* THE EXERCISE *
Extract all lines from the data beneath that include the word "Таблица".

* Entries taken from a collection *
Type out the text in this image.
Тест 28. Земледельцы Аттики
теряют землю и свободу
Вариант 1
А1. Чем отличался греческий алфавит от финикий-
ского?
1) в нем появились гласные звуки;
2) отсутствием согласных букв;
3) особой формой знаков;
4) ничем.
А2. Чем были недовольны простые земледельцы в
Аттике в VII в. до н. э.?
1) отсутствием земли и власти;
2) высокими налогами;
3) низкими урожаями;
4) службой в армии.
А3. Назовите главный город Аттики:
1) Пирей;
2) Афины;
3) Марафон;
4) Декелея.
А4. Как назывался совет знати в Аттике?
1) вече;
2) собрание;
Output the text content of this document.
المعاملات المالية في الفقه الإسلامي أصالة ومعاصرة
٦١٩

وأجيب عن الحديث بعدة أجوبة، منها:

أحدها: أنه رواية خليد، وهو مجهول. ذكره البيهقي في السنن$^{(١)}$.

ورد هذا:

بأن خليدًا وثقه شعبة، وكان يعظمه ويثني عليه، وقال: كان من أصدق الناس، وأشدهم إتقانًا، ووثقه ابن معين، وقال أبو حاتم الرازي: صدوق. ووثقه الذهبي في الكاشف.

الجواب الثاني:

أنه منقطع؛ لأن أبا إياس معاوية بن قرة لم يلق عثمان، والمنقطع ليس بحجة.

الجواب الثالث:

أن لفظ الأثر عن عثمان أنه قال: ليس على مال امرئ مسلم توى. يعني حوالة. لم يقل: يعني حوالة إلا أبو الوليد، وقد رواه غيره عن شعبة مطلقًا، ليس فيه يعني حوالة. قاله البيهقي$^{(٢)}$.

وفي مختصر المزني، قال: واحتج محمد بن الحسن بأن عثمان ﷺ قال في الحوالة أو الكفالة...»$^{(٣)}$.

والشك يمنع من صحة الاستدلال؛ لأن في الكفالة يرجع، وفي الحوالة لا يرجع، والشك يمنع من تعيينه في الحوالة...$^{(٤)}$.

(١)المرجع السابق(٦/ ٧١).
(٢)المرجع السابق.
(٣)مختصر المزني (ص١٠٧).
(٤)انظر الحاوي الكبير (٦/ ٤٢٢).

...

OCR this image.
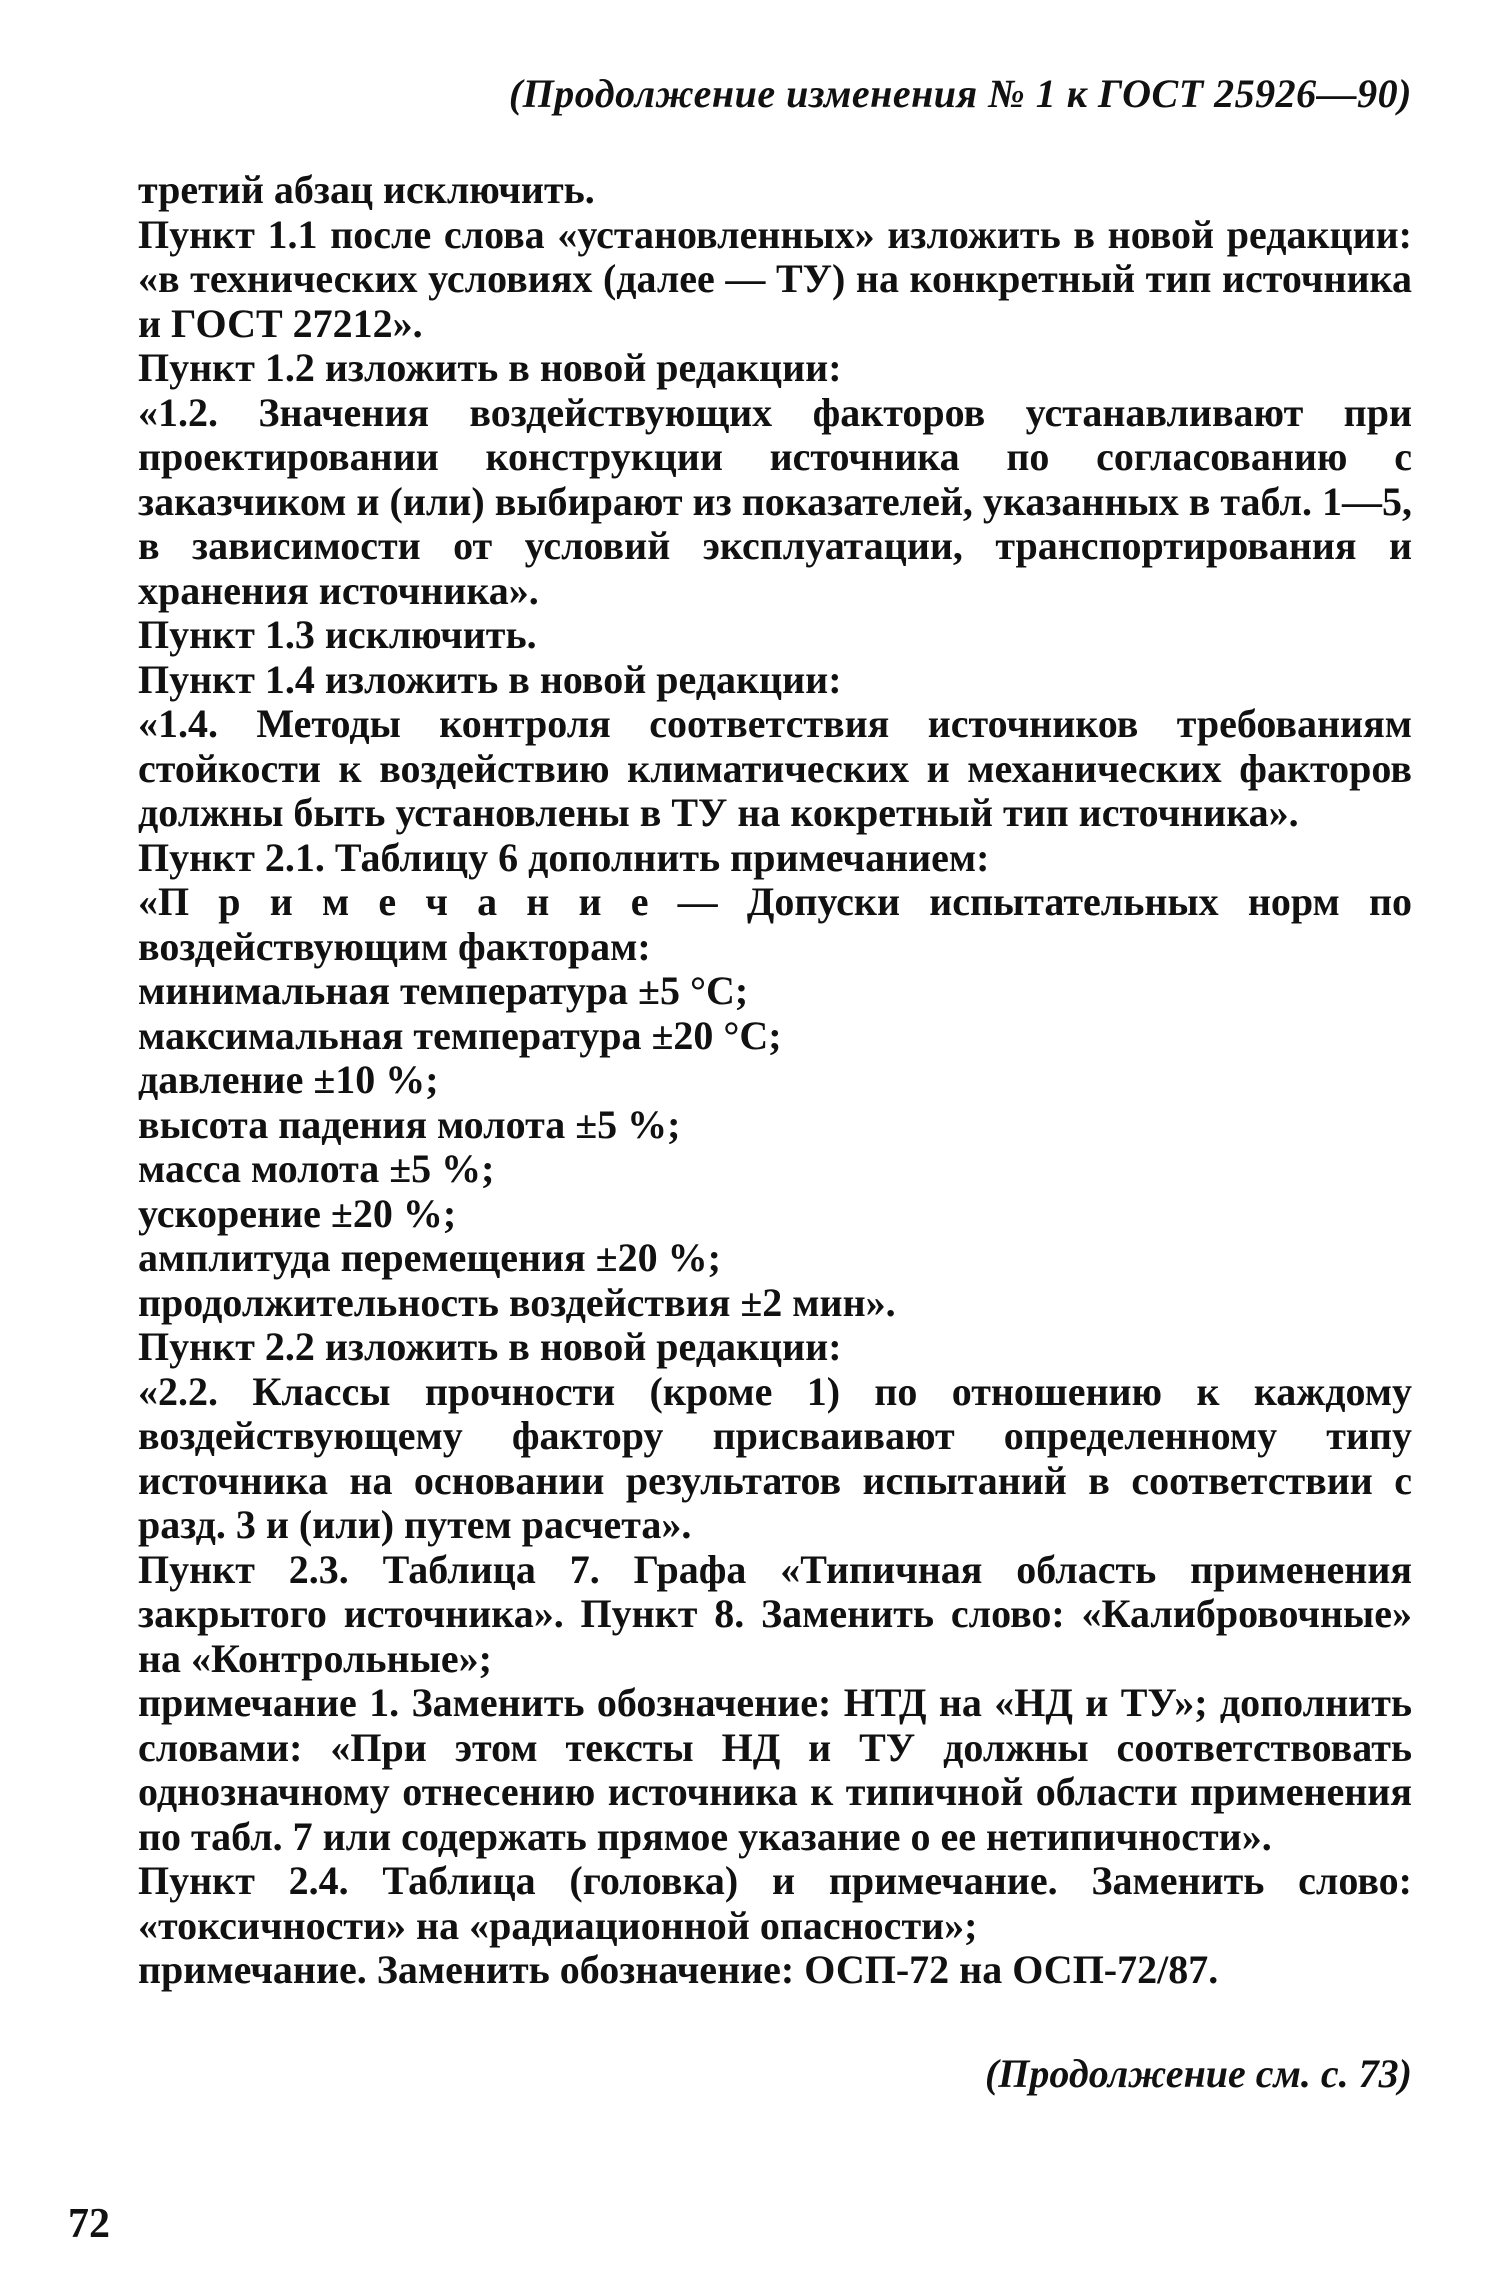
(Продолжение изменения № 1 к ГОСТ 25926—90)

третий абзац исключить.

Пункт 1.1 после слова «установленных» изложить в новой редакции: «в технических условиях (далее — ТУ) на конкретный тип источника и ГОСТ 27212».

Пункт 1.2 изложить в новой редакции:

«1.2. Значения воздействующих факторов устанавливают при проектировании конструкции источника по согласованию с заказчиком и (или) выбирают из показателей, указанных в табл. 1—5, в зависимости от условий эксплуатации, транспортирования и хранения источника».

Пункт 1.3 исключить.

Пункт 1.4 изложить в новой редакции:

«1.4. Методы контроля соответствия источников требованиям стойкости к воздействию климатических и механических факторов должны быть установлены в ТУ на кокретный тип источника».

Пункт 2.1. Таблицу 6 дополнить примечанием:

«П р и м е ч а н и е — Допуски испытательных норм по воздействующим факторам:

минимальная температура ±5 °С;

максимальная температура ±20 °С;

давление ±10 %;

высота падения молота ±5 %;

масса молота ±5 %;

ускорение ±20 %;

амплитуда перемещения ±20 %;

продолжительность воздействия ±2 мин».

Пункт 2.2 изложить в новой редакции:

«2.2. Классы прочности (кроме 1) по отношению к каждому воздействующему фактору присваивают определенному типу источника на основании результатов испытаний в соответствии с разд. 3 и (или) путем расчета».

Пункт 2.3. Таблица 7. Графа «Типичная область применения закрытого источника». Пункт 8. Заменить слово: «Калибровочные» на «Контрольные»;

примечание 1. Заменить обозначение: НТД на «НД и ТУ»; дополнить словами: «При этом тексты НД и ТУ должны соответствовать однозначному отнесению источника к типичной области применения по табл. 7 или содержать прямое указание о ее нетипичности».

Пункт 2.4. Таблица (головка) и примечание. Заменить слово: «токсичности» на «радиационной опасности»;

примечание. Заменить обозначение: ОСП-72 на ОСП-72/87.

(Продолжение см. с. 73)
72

* OUTPUT OF THE TASK *
Пункт 2.3. Таблица 7. Графа «Типичная область применения закрытого источника». Пункт 8. Заменить слово: «Калибровочные» на «Контрольные»;
Пункт 2.4. Таблица (головка) и примечание. Заменить слово: «токсичности» на «радиационной опасности»;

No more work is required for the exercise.